Will you extract the entries word for word? Images should not appear in the copy.

┌──

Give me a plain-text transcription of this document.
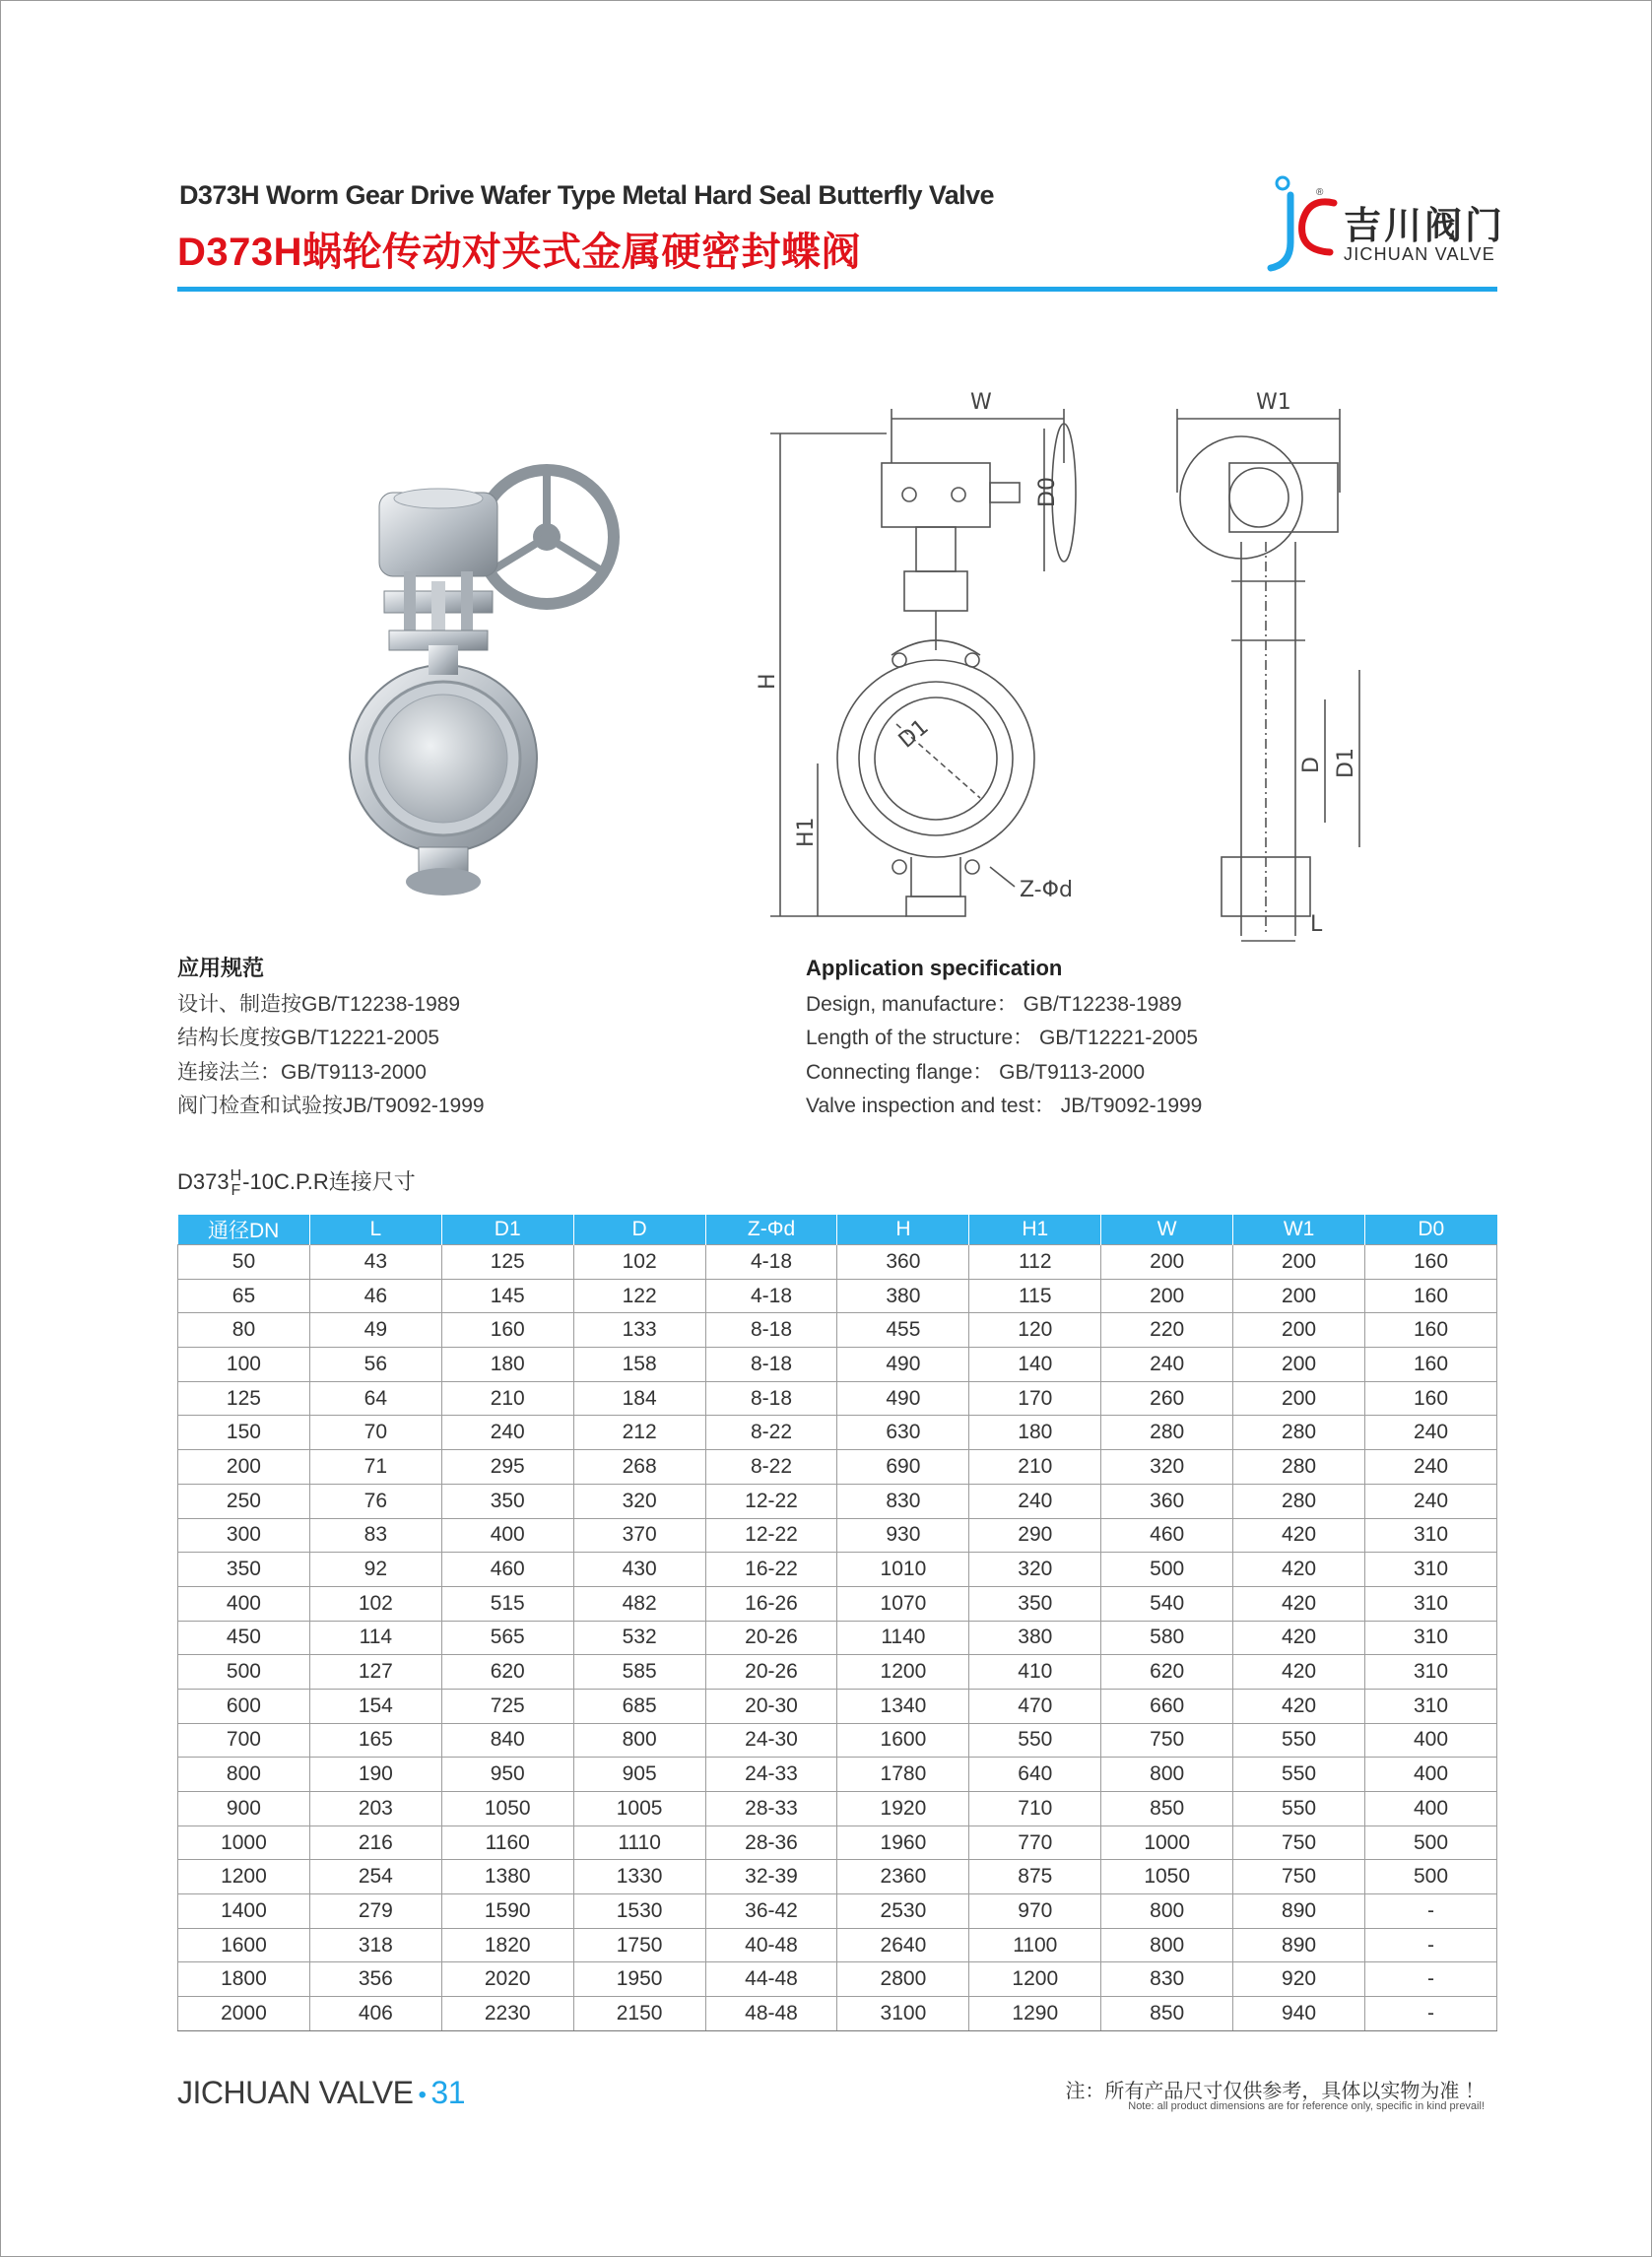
D373H Worm Gear Drive Wafer Type Metal Hard Seal Butterfly Valve
D373H蜗轮传动对夹式金属硬密封蝶阀
®
吉川阀门
JICHUAN VALVE
W	W1
D0
H
H1
D1
Z-Φd
D1
D
L
应用规范
设计、制造按GB/T12238-1989
结构长度按GB/T12221-2005
连接法兰：GB/T9113-2000
阀门检查和试验按JB/T9092-1999
Application specification
Design, manufacture： GB/T12238-1989
Length of the structure： GB/T12221-2005
Connecting flange： GB/T9113-2000
Valve inspection and test： JB/T9092-1999
D373 H
F -10C.P.R连接尺寸
通径DN	L	D1	D	Z-Φd	H	H1	W	W1	D0
50	43	125	102	4-18	360	112	200	200	160
65	46	145	122	4-18	380	115	200	200	160
80	49	160	133	8-18	455	120	220	200	160
100	56	180	158	8-18	490	140	240	200	160
125	64	210	184	8-18	490	170	260	200	160
150	70	240	212	8-22	630	180	280	280	240
200	71	295	268	8-22	690	210	320	280	240
250	76	350	320	12-22	830	240	360	280	240
300	83	400	370	12-22	930	290	460	420	310
350	92	460	430	16-22	1010	320	500	420	310
400	102	515	482	16-26	1070	350	540	420	310
450	114	565	532	20-26	1140	380	580	420	310
500	127	620	585	20-26	1200	410	620	420	310
600	154	725	685	20-30	1340	470	660	420	310
700	165	840	800	24-30	1600	550	750	550	400
800	190	950	905	24-33	1780	640	800	550	400
900	203	1050	1005	28-33	1920	710	850	550	400
1000	216	1160	1110	28-36	1960	770	1000	750	500
1200	254	1380	1330	32-39	2360	875	1050	750	500
1400	279	1590	1530	36-42	2530	970	800	890	-
1600	318	1820	1750	40-48	2640	1100	800	890	-
1800	356	2020	1950	44-48	2800	1200	830	920	-
2000	406	2230	2150	48-48	3100	1290	850	940	-
JICHUAN VALVE • 31	注：所有产品尺寸仅供参考，具体以实物为准 ！
Note: all product dimensions are for reference only, specific in kind prevail!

└──

▶ [COMPLETE ANSWER]
Give me a plain-text transcription of this document.
D373H Worm Gear Drive Wafer Type Metal Hard Seal Butterfly Valve
D373H蜗轮传动对夹式金属硬密封蝶阀
®
吉川阀门
JICHUAN VALVE
W	W1
D0
H
H1
D1
Z-Φd
D1
D
L
应用规范
设计、制造按GB/T12238-1989
结构长度按GB/T12221-2005
连接法兰：GB/T9113-2000
阀门检查和试验按JB/T9092-1999
Application specification
Design, manufacture： GB/T12238-1989
Length of the structure： GB/T12221-2005
Connecting flange： GB/T9113-2000
Valve inspection and test： JB/T9092-1999
D373 H
F -10C.P.R连接尺寸
通径DN	L	D1	D	Z-Φd	H	H1	W	W1	D0
50	43	125	102	4-18	360	112	200	200	160
65	46	145	122	4-18	380	115	200	200	160
80	49	160	133	8-18	455	120	220	200	160
100	56	180	158	8-18	490	140	240	200	160
125	64	210	184	8-18	490	170	260	200	160
150	70	240	212	8-22	630	180	280	280	240
200	71	295	268	8-22	690	210	320	280	240
250	76	350	320	12-22	830	240	360	280	240
300	83	400	370	12-22	930	290	460	420	310
350	92	460	430	16-22	1010	320	500	420	310
400	102	515	482	16-26	1070	350	540	420	310
450	114	565	532	20-26	1140	380	580	420	310
500	127	620	585	20-26	1200	410	620	420	310
600	154	725	685	20-30	1340	470	660	420	310
700	165	840	800	24-30	1600	550	750	550	400
800	190	950	905	24-33	1780	640	800	550	400
900	203	1050	1005	28-33	1920	710	850	550	400
1000	216	1160	1110	28-36	1960	770	1000	750	500
1200	254	1380	1330	32-39	2360	875	1050	750	500
1400	279	1590	1530	36-42	2530	970	800	890	-
1600	318	1820	1750	40-48	2640	1100	800	890	-
1800	356	2020	1950	44-48	2800	1200	830	920	-
2000	406	2230	2150	48-48	3100	1290	850	940	-
JICHUAN VALVE • 31	注：所有产品尺寸仅供参考，具体以实物为准 ！
Note: all product dimensions are for reference only, specific in kind prevail!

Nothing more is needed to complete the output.